--- begin ---

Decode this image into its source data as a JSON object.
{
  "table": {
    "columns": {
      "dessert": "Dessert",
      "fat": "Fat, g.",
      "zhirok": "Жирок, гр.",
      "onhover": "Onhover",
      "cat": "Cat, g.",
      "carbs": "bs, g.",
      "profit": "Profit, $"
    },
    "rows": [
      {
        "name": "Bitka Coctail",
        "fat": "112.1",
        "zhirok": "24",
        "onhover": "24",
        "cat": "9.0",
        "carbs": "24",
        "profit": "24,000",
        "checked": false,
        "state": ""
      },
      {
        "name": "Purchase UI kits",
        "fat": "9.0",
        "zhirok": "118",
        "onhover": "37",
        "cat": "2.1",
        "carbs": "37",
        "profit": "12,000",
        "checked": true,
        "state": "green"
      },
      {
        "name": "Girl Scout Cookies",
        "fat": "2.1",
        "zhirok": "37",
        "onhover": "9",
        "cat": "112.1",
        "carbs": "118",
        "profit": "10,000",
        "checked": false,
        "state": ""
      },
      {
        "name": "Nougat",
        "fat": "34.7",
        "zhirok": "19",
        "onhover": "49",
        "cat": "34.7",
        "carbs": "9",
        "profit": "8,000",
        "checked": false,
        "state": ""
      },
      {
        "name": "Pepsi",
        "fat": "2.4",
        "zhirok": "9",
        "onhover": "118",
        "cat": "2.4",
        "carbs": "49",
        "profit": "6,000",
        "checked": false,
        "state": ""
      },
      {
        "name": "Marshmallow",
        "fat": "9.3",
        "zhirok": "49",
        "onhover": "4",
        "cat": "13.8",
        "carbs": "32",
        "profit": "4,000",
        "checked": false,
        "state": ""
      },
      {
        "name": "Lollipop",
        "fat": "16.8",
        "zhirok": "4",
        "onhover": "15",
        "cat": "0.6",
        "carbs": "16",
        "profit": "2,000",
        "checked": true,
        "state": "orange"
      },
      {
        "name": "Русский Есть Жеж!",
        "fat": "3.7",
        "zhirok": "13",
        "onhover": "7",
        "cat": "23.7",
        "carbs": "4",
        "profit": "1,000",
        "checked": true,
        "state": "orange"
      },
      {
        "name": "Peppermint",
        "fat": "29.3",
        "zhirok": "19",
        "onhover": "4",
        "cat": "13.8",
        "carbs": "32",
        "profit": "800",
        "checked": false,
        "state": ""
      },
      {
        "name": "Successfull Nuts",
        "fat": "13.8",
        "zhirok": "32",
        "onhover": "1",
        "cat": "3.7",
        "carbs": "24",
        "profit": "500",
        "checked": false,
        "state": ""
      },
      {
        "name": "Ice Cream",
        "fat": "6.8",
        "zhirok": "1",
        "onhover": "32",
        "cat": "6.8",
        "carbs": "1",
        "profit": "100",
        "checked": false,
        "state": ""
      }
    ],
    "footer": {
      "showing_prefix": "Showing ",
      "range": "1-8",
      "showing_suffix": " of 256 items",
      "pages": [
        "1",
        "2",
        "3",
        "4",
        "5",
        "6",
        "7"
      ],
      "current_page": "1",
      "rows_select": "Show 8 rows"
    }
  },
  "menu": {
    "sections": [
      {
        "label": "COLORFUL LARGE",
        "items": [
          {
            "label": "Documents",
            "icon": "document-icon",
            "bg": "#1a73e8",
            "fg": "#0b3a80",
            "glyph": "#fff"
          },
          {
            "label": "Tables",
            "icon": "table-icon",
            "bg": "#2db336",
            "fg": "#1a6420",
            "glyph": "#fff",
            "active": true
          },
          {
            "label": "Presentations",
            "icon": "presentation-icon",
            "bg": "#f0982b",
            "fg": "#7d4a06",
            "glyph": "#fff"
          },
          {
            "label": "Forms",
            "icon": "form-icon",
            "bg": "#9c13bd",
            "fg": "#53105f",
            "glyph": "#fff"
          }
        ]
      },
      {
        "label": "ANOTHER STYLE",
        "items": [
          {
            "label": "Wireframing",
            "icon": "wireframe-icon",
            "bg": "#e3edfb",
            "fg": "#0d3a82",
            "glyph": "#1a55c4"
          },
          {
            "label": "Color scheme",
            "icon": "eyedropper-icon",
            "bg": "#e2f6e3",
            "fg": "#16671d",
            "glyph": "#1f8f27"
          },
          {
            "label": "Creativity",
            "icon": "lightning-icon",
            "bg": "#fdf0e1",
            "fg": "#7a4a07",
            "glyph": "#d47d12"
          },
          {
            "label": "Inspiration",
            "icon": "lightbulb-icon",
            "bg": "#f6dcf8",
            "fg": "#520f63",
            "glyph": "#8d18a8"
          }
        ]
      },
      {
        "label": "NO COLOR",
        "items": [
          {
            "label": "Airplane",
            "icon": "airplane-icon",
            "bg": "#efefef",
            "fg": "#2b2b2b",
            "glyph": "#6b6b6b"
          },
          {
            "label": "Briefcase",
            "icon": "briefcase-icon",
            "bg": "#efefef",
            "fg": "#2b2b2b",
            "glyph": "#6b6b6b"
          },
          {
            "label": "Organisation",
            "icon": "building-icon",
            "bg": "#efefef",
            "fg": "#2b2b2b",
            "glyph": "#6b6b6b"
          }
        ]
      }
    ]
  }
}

--- end ---

Written instruction: Go through the data and return every record exactly.

Completed task:
Decode this image into its source data as a JSON object.
{
  "table": {
    "columns": {
      "dessert": "Dessert",
      "fat": "Fat, g.",
      "zhirok": "Жирок, гр.",
      "onhover": "Onhover",
      "cat": "Cat, g.",
      "carbs": "bs, g.",
      "profit": "Profit, $"
    },
    "rows": [
      {
        "name": "Bitka Coctail",
        "fat": "112.1",
        "zhirok": "24",
        "onhover": "24",
        "cat": "9.0",
        "carbs": "24",
        "profit": "24,000",
        "checked": false,
        "state": ""
      },
      {
        "name": "Purchase UI kits",
        "fat": "9.0",
        "zhirok": "118",
        "onhover": "37",
        "cat": "2.1",
        "carbs": "37",
        "profit": "12,000",
        "checked": true,
        "state": "green"
      },
      {
        "name": "Girl Scout Cookies",
        "fat": "2.1",
        "zhirok": "37",
        "onhover": "9",
        "cat": "112.1",
        "carbs": "118",
        "profit": "10,000",
        "checked": false,
        "state": ""
      },
      {
        "name": "Nougat",
        "fat": "34.7",
        "zhirok": "19",
        "onhover": "49",
        "cat": "34.7",
        "carbs": "9",
        "profit": "8,000",
        "checked": false,
        "state": ""
      },
      {
        "name": "Pepsi",
        "fat": "2.4",
        "zhirok": "9",
        "onhover": "118",
        "cat": "2.4",
        "carbs": "49",
        "profit": "6,000",
        "checked": false,
        "state": ""
      },
      {
        "name": "Marshmallow",
        "fat": "9.3",
        "zhirok": "49",
        "onhover": "4",
        "cat": "13.8",
        "carbs": "32",
        "profit": "4,000",
        "checked": false,
        "state": ""
      },
      {
        "name": "Lollipop",
        "fat": "16.8",
        "zhirok": "4",
        "onhover": "15",
        "cat": "0.6",
        "carbs": "16",
        "profit": "2,000",
        "checked": true,
        "state": "orange"
      },
      {
        "name": "Русский Есть Жеж!",
        "fat": "3.7",
        "zhirok": "13",
        "onhover": "7",
        "cat": "23.7",
        "carbs": "4",
        "profit": "1,000",
        "checked": true,
        "state": "orange"
      },
      {
        "name": "Peppermint",
        "fat": "29.3",
        "zhirok": "19",
        "onhover": "4",
        "cat": "13.8",
        "carbs": "32",
        "profit": "800",
        "checked": false,
        "state": ""
      },
      {
        "name": "Successfull Nuts",
        "fat": "13.8",
        "zhirok": "32",
        "onhover": "1",
        "cat": "3.7",
        "carbs": "24",
        "profit": "500",
        "checked": false,
        "state": ""
      },
      {
        "name": "Ice Cream",
        "fat": "6.8",
        "zhirok": "1",
        "onhover": "32",
        "cat": "6.8",
        "carbs": "1",
        "profit": "100",
        "checked": false,
        "state": ""
      }
    ],
    "footer": {
      "showing_prefix": "Showing ",
      "range": "1-8",
      "showing_suffix": " of 256 items",
      "pages": [
        "1",
        "2",
        "3",
        "4",
        "5",
        "6",
        "7"
      ],
      "current_page": "1",
      "rows_select": "Show 8 rows"
    }
  },
  "menu": {
    "sections": [
      {
        "label": "COLORFUL LARGE",
        "items": [
          {
            "label": "Documents",
            "icon": "document-icon",
            "bg": "#1a73e8",
            "fg": "#0b3a80",
            "glyph": "#fff"
          },
          {
            "label": "Tables",
            "icon": "table-icon",
            "bg": "#2db336",
            "fg": "#1a6420",
            "glyph": "#fff",
            "active": true
          },
          {
            "label": "Presentations",
            "icon": "presentation-icon",
            "bg": "#f0982b",
            "fg": "#7d4a06",
            "glyph": "#fff"
          },
          {
            "label": "Forms",
            "icon": "form-icon",
            "bg": "#9c13bd",
            "fg": "#53105f",
            "glyph": "#fff"
          }
        ]
      },
      {
        "label": "ANOTHER STYLE",
        "items": [
          {
            "label": "Wireframing",
            "icon": "wireframe-icon",
            "bg": "#e3edfb",
            "fg": "#0d3a82",
            "glyph": "#1a55c4"
          },
          {
            "label": "Color scheme",
            "icon": "eyedropper-icon",
            "bg": "#e2f6e3",
            "fg": "#16671d",
            "glyph": "#1f8f27"
          },
          {
            "label": "Creativity",
            "icon": "lightning-icon",
            "bg": "#fdf0e1",
            "fg": "#7a4a07",
            "glyph": "#d47d12"
          },
          {
            "label": "Inspiration",
            "icon": "lightbulb-icon",
            "bg": "#f6dcf8",
            "fg": "#520f63",
            "glyph": "#8d18a8"
          }
        ]
      },
      {
        "label": "NO COLOR",
        "items": [
          {
            "label": "Airplane",
            "icon": "airplane-icon",
            "bg": "#efefef",
            "fg": "#2b2b2b",
            "glyph": "#6b6b6b"
          },
          {
            "label": "Briefcase",
            "icon": "briefcase-icon",
            "bg": "#efefef",
            "fg": "#2b2b2b",
            "glyph": "#6b6b6b"
          },
          {
            "label": "Organisation",
            "icon": "building-icon",
            "bg": "#efefef",
            "fg": "#2b2b2b",
            "glyph": "#6b6b6b"
          }
        ]
      }
    ]
  }
}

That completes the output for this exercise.